Given request = Each record is to be printed again precisely as it reads.

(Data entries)
+++++

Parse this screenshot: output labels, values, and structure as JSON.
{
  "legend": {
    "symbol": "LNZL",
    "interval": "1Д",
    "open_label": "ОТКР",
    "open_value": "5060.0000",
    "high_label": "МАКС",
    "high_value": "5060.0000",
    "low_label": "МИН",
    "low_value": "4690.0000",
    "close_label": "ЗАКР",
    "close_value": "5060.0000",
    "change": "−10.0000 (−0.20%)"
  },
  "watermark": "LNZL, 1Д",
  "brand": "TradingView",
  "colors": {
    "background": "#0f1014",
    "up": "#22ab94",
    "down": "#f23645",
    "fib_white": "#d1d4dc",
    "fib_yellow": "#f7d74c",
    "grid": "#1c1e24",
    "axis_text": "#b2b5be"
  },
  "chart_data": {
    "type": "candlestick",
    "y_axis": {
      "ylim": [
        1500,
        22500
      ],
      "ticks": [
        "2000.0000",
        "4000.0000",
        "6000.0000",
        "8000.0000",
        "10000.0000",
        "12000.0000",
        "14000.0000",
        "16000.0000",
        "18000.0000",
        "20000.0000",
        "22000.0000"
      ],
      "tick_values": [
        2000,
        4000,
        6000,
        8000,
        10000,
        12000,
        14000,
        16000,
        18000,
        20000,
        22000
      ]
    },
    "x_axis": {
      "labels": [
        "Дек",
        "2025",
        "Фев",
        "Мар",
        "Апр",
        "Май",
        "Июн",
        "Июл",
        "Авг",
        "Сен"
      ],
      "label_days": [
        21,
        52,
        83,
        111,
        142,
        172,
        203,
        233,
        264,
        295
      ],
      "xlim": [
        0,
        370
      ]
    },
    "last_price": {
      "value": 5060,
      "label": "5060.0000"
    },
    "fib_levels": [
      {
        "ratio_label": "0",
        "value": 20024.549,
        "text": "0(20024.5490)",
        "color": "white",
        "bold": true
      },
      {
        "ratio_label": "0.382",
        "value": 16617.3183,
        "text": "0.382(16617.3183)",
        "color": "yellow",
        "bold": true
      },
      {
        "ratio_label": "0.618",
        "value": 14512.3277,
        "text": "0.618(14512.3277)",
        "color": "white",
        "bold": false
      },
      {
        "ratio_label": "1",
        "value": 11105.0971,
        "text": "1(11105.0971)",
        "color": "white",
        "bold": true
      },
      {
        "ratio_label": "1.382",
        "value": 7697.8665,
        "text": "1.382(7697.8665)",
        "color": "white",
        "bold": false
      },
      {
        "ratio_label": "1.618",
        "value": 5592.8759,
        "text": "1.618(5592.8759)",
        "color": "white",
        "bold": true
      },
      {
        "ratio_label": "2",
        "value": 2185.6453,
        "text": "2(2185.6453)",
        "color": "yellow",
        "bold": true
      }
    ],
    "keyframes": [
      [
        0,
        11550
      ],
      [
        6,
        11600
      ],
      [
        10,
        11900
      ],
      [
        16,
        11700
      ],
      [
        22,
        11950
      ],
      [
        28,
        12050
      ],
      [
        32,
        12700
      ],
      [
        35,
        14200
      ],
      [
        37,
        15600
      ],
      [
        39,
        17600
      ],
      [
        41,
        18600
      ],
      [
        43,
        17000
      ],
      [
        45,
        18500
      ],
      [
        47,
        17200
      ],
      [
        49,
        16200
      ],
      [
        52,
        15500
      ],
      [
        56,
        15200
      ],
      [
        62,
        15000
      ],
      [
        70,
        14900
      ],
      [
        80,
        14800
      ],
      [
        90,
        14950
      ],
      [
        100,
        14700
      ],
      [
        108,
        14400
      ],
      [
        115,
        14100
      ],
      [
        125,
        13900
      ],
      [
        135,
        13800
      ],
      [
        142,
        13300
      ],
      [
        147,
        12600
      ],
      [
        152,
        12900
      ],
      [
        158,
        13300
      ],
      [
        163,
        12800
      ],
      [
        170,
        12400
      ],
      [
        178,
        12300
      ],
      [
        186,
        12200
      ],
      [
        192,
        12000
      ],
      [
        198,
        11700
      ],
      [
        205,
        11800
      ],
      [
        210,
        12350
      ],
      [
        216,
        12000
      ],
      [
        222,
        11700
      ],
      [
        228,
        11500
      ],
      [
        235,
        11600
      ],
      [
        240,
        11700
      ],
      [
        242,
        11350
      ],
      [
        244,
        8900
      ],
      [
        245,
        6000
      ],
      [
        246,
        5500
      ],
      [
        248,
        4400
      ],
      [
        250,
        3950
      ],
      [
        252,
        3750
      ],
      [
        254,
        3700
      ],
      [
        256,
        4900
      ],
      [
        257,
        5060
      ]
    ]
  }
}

+++++

Exercise output =
Parse this screenshot: output labels, values, and structure as JSON.
{
  "legend": {
    "symbol": "LNZL",
    "interval": "1Д",
    "open_label": "ОТКР",
    "open_value": "5060.0000",
    "high_label": "МАКС",
    "high_value": "5060.0000",
    "low_label": "МИН",
    "low_value": "4690.0000",
    "close_label": "ЗАКР",
    "close_value": "5060.0000",
    "change": "−10.0000 (−0.20%)"
  },
  "watermark": "LNZL, 1Д",
  "brand": "TradingView",
  "colors": {
    "background": "#0f1014",
    "up": "#22ab94",
    "down": "#f23645",
    "fib_white": "#d1d4dc",
    "fib_yellow": "#f7d74c",
    "grid": "#1c1e24",
    "axis_text": "#b2b5be"
  },
  "chart_data": {
    "type": "candlestick",
    "y_axis": {
      "ylim": [
        1500,
        22500
      ],
      "ticks": [
        "2000.0000",
        "4000.0000",
        "6000.0000",
        "8000.0000",
        "10000.0000",
        "12000.0000",
        "14000.0000",
        "16000.0000",
        "18000.0000",
        "20000.0000",
        "22000.0000"
      ],
      "tick_values": [
        2000,
        4000,
        6000,
        8000,
        10000,
        12000,
        14000,
        16000,
        18000,
        20000,
        22000
      ]
    },
    "x_axis": {
      "labels": [
        "Дек",
        "2025",
        "Фев",
        "Мар",
        "Апр",
        "Май",
        "Июн",
        "Июл",
        "Авг",
        "Сен"
      ],
      "label_days": [
        21,
        52,
        83,
        111,
        142,
        172,
        203,
        233,
        264,
        295
      ],
      "xlim": [
        0,
        370
      ]
    },
    "last_price": {
      "value": 5060,
      "label": "5060.0000"
    },
    "fib_levels": [
      {
        "ratio_label": "0",
        "value": 20024.549,
        "text": "0(20024.5490)",
        "color": "white",
        "bold": true
      },
      {
        "ratio_label": "0.382",
        "value": 16617.3183,
        "text": "0.382(16617.3183)",
        "color": "yellow",
        "bold": true
      },
      {
        "ratio_label": "0.618",
        "value": 14512.3277,
        "text": "0.618(14512.3277)",
        "color": "white",
        "bold": false
      },
      {
        "ratio_label": "1",
        "value": 11105.0971,
        "text": "1(11105.0971)",
        "color": "white",
        "bold": true
      },
      {
        "ratio_label": "1.382",
        "value": 7697.8665,
        "text": "1.382(7697.8665)",
        "color": "white",
        "bold": false
      },
      {
        "ratio_label": "1.618",
        "value": 5592.8759,
        "text": "1.618(5592.8759)",
        "color": "white",
        "bold": true
      },
      {
        "ratio_label": "2",
        "value": 2185.6453,
        "text": "2(2185.6453)",
        "color": "yellow",
        "bold": true
      }
    ],
    "keyframes": [
      [
        0,
        11550
      ],
      [
        6,
        11600
      ],
      [
        10,
        11900
      ],
      [
        16,
        11700
      ],
      [
        22,
        11950
      ],
      [
        28,
        12050
      ],
      [
        32,
        12700
      ],
      [
        35,
        14200
      ],
      [
        37,
        15600
      ],
      [
        39,
        17600
      ],
      [
        41,
        18600
      ],
      [
        43,
        17000
      ],
      [
        45,
        18500
      ],
      [
        47,
        17200
      ],
      [
        49,
        16200
      ],
      [
        52,
        15500
      ],
      [
        56,
        15200
      ],
      [
        62,
        15000
      ],
      [
        70,
        14900
      ],
      [
        80,
        14800
      ],
      [
        90,
        14950
      ],
      [
        100,
        14700
      ],
      [
        108,
        14400
      ],
      [
        115,
        14100
      ],
      [
        125,
        13900
      ],
      [
        135,
        13800
      ],
      [
        142,
        13300
      ],
      [
        147,
        12600
      ],
      [
        152,
        12900
      ],
      [
        158,
        13300
      ],
      [
        163,
        12800
      ],
      [
        170,
        12400
      ],
      [
        178,
        12300
      ],
      [
        186,
        12200
      ],
      [
        192,
        12000
      ],
      [
        198,
        11700
      ],
      [
        205,
        11800
      ],
      [
        210,
        12350
      ],
      [
        216,
        12000
      ],
      [
        222,
        11700
      ],
      [
        228,
        11500
      ],
      [
        235,
        11600
      ],
      [
        240,
        11700
      ],
      [
        242,
        11350
      ],
      [
        244,
        8900
      ],
      [
        245,
        6000
      ],
      [
        246,
        5500
      ],
      [
        248,
        4400
      ],
      [
        250,
        3950
      ],
      [
        252,
        3750
      ],
      [
        254,
        3700
      ],
      [
        256,
        4900
      ],
      [
        257,
        5060
      ]
    ]
  }
}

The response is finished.